◆ Exercise instructions
Write out the stretch from the beginning of the rows below through the line containing "The membrane 40 is at (401, 278).", with both ends included, reproducing each line verbatim. Omit the pictures from your answer.

◆ Provided data
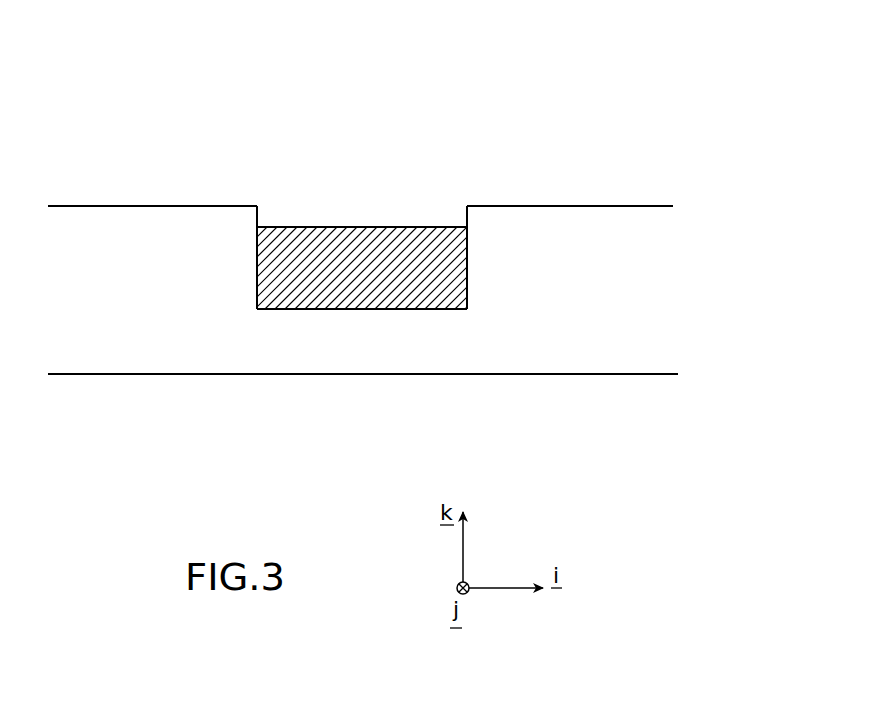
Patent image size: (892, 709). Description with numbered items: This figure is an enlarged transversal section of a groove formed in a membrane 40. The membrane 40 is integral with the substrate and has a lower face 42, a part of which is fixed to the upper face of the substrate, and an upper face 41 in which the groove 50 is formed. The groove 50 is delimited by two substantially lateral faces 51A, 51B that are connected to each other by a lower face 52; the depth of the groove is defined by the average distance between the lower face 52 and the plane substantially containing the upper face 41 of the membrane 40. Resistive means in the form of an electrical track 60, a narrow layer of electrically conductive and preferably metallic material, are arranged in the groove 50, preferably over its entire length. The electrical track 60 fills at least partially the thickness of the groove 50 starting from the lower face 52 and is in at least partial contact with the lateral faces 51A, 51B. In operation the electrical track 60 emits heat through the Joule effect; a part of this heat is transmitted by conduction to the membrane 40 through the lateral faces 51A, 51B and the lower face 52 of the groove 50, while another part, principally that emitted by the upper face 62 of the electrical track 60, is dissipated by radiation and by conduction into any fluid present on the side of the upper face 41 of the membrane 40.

The membrane 40 is at (401, 278).
The upper face of the membrane 41 is at (637, 206).
The lower face of the membrane 42 is at (632, 374).
The groove 50 is at (361, 226).
The lateral face of the groove 51A is at (257, 268).
The lateral face of the groove 51B is at (467, 257).
The lower face of the groove 52 is at (322, 310).
The electrical track 60 is at (281, 205).
The upper face of the electrical track 62 is at (344, 227).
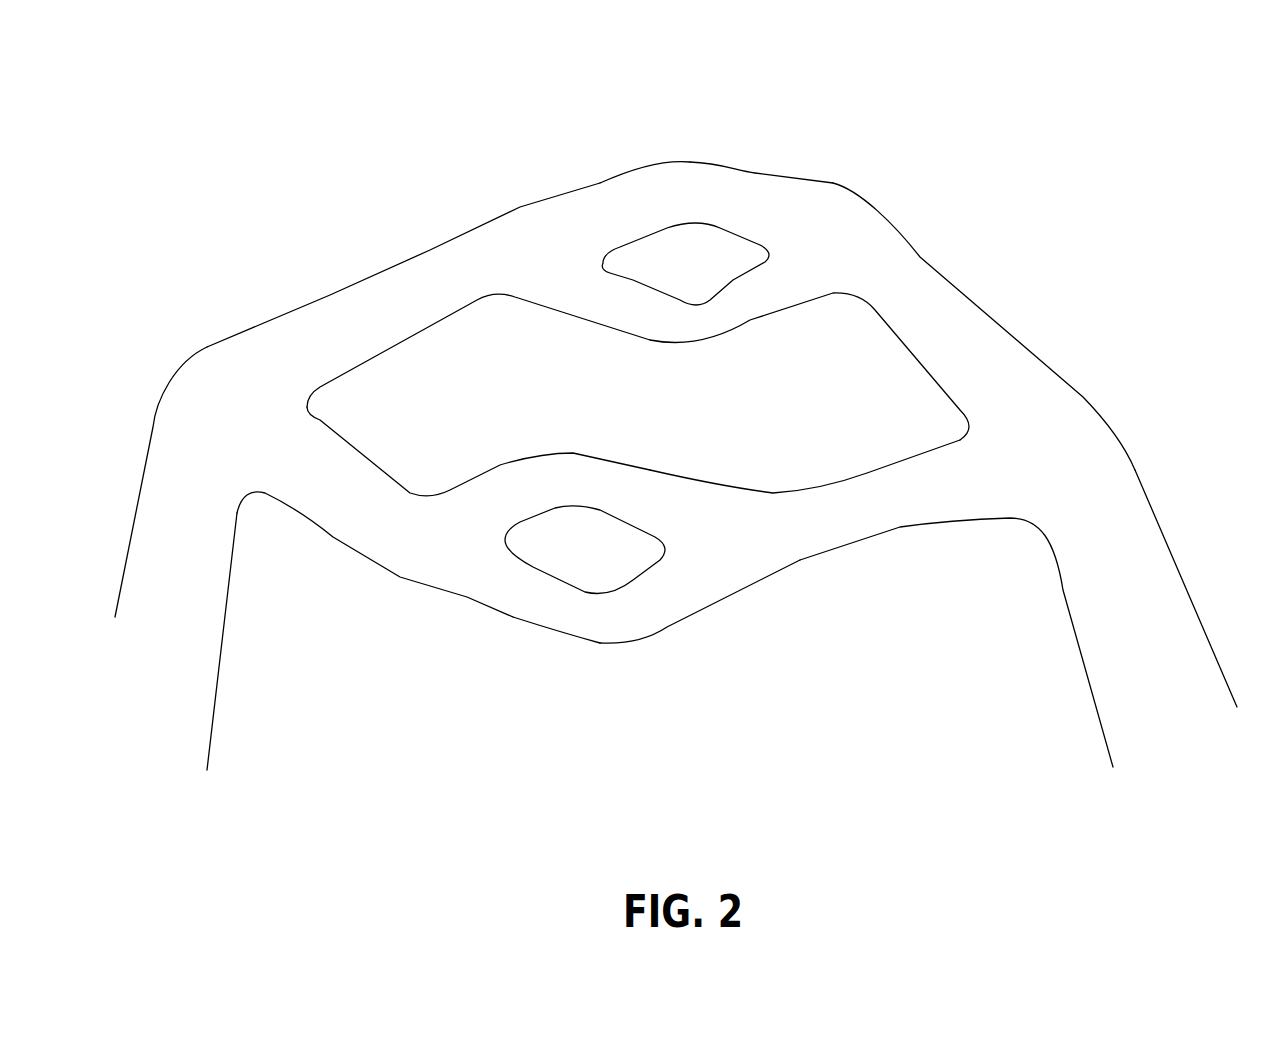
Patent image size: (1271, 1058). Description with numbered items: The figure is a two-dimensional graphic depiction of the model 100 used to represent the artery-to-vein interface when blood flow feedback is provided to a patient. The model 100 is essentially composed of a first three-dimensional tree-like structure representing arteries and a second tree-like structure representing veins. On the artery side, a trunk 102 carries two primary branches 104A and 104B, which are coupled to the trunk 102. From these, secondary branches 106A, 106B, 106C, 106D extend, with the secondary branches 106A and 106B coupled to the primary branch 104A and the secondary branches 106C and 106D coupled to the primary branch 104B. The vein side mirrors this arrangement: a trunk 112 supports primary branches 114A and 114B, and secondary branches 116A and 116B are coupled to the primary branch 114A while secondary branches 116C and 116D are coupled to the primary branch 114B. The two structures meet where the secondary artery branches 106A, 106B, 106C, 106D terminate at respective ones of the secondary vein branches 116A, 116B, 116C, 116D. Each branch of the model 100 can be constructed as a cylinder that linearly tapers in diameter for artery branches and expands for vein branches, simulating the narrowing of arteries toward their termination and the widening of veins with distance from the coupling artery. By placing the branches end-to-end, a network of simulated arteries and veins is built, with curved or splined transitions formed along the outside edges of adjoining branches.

The model 100 is at (294, 106).
The trunk 102 is at (217, 558).
The primary branch 104A is at (403, 265).
The primary branch 104B is at (375, 559).
The secondary branch 106A is at (571, 169).
The secondary branch 106B is at (478, 350).
The secondary branch 106C is at (478, 451).
The secondary branch 106D is at (484, 632).
The trunk 112 is at (1203, 588).
The primary branch 114A is at (984, 326).
The primary branch 114B is at (956, 642).
The secondary branch 116A is at (789, 149).
The secondary branch 116B is at (809, 366).
The secondary branch 116C is at (805, 460).
The secondary branch 116D is at (702, 616).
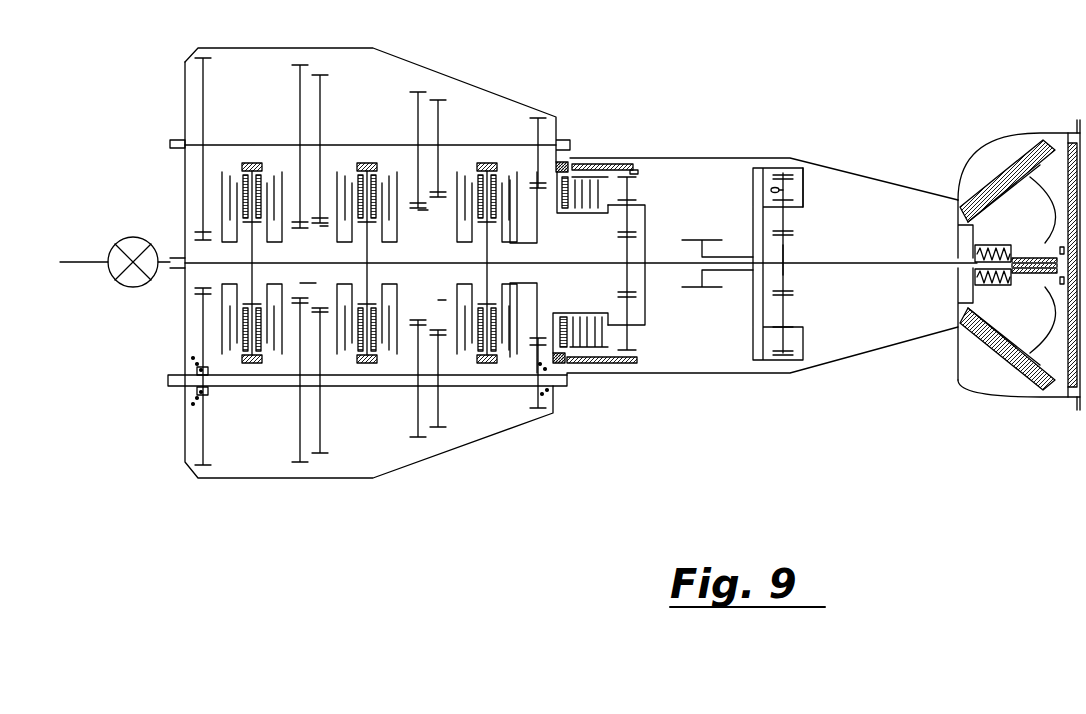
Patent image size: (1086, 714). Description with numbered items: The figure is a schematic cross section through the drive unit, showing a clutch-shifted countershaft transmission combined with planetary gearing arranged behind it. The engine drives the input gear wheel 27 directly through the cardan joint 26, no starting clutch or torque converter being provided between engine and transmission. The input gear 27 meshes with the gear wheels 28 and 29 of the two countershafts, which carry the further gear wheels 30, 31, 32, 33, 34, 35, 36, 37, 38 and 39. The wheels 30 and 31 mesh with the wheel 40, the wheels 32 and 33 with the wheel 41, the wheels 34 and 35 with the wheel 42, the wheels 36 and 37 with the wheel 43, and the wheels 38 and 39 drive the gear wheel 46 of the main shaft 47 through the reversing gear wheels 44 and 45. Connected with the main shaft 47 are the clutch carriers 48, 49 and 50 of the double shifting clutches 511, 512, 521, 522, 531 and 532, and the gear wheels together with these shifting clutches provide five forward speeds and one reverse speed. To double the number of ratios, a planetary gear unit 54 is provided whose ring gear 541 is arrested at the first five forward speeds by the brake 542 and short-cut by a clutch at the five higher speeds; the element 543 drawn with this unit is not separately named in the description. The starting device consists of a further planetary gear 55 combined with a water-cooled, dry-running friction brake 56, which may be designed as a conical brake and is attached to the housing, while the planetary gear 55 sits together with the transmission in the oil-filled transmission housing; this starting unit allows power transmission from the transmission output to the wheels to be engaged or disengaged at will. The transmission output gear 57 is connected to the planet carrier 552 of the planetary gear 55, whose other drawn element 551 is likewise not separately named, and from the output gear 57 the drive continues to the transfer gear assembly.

The cardan joint 26 is at (118, 258).
The input gear wheel 27 is at (200, 253).
The countershaft gear wheel 28 is at (207, 73).
The countershaft gear wheel 29 is at (203, 452).
The countershaft gear wheel 30 is at (300, 70).
The countershaft gear wheel 31 is at (298, 445).
The countershaft gear wheel 32 is at (322, 76).
The countershaft gear wheel 33 is at (318, 395).
The countershaft gear wheel 34 is at (410, 106).
The countershaft gear wheel 35 is at (413, 397).
The countershaft gear wheel 36 is at (440, 108).
The countershaft gear wheel 37 is at (440, 403).
The countershaft gear wheel 38 is at (540, 120).
The countershaft gear wheel 39 is at (535, 395).
The gear wheel 40 is at (298, 298).
The gear wheel 41 is at (322, 228).
The gear wheel 42 is at (420, 222).
The gear wheel 43 is at (445, 298).
The reversing gear wheel 44 is at (556, 138).
The reversing gear wheel 45 is at (537, 343).
The gear wheel of the main shaft 46 is at (533, 300).
The main shaft 47 is at (570, 267).
The clutch carrier 48 is at (252, 240).
The clutch carrier 49 is at (370, 237).
The clutch carrier 50 is at (485, 237).
The shifting clutch 511 is at (236, 180).
The shifting clutch 512 is at (268, 182).
The shifting clutch 521 is at (352, 180).
The shifting clutch 522 is at (384, 182).
The shifting clutch 531 is at (474, 180).
The shifting clutch 532 is at (505, 182).
The planetary gear unit 54 is at (632, 187).
The ring gear 541 is at (633, 170).
The brake 542 is at (613, 160).
The brake clutch lower pack 543 is at (595, 198).
The planetary gear 55 is at (783, 188).
The output clutch shaft 551 is at (783, 252).
The planet carrier 552 is at (807, 180).
The friction brake 56 is at (1043, 198).
The transmission output gear 57 is at (692, 240).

◆ The completed task
Patent image size: (892, 709). Description with numbered items: This figure is an enlarged transversal section of a groove formed in a membrane 40. The membrane 40 is integral with the substrate and has a lower face 42, a part of which is fixed to the upper face of the substrate, and an upper face 41 in which the groove 50 is formed. The groove 50 is delimited by two substantially lateral faces 51A, 51B that are connected to each other by a lower face 52; the depth of the groove is defined by the average distance between the lower face 52 and the plane substantially containing the upper face 41 of the membrane 40. Resistive means in the form of an electrical track 60, a narrow layer of electrically conductive and preferably metallic material, are arranged in the groove 50, preferably over its entire length. The electrical track 60 fills at least partially the thickness of the groove 50 starting from the lower face 52 and is in at least partial contact with the lateral faces 51A, 51B. In operation the electrical track 60 emits heat through the Joule effect; a part of this heat is transmitted by conduction to the membrane 40 through the lateral faces 51A, 51B and the lower face 52 of the groove 50, while another part, principally that emitted by the upper face 62 of the electrical track 60, is dissipated by radiation and by conduction into any fluid present on the side of the upper face 41 of the membrane 40.

The membrane 40 is at (401, 278).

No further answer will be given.